AVAILABLE RECORDS
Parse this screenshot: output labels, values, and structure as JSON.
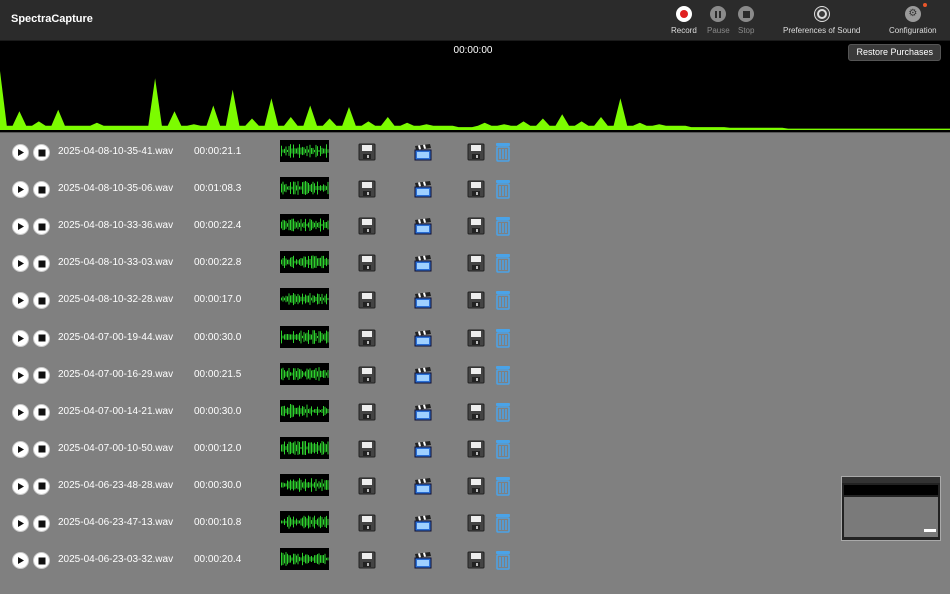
{
  "app": {
    "title": "SpectraCapture"
  },
  "toolbar": {
    "record_label": "Record",
    "pause_label": "Pause",
    "stop_label": "Stop",
    "sound_prefs_label": "Preferences of Sound",
    "config_label": "Configuration"
  },
  "colors": {
    "record": "#e02020",
    "waveform": "#7cfc00",
    "disabled_text": "#8a8a8a",
    "trash": "#4aa3e8"
  },
  "monitor": {
    "timer": "00:00:00",
    "restore_label": "Restore Purchases",
    "levels": [
      0.82,
      0.26,
      0.12,
      0.28,
      0.06,
      0.1,
      0.06,
      0.06,
      0.72,
      0.26,
      0.08,
      0.34,
      0.56,
      0.16,
      0.44,
      0.18,
      0.34,
      0.16,
      0.32,
      0.12,
      0.18,
      0.1,
      0.08,
      0.06,
      0.04,
      0.1,
      0.08,
      0.12,
      0.16,
      0.22,
      0.12,
      0.18,
      0.44,
      0.1,
      0.08,
      0.06,
      0.04,
      0.04,
      0.03,
      0.03,
      0.03,
      0.02,
      0.02,
      0.02,
      0.02,
      0.02,
      0.02,
      0.02,
      0.02,
      0.02
    ]
  },
  "recordings": [
    {
      "file": "2025-04-08-10-35-41.wav",
      "duration": "00:00:21.1"
    },
    {
      "file": "2025-04-08-10-35-06.wav",
      "duration": "00:01:08.3"
    },
    {
      "file": "2025-04-08-10-33-36.wav",
      "duration": "00:00:22.4"
    },
    {
      "file": "2025-04-08-10-33-03.wav",
      "duration": "00:00:22.8"
    },
    {
      "file": "2025-04-08-10-32-28.wav",
      "duration": "00:00:17.0"
    },
    {
      "file": "2025-04-07-00-19-44.wav",
      "duration": "00:00:30.0"
    },
    {
      "file": "2025-04-07-00-16-29.wav",
      "duration": "00:00:21.5"
    },
    {
      "file": "2025-04-07-00-14-21.wav",
      "duration": "00:00:30.0"
    },
    {
      "file": "2025-04-07-00-10-50.wav",
      "duration": "00:00:12.0"
    },
    {
      "file": "2025-04-06-23-48-28.wav",
      "duration": "00:00:30.0"
    },
    {
      "file": "2025-04-06-23-47-13.wav",
      "duration": "00:00:10.8"
    },
    {
      "file": "2025-04-06-23-03-32.wav",
      "duration": "00:00:20.4"
    }
  ]
}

PROBLEM
How many lines in the entries contain the string "file"? Answer with the number only.

OUTPUT OF THE TASK
12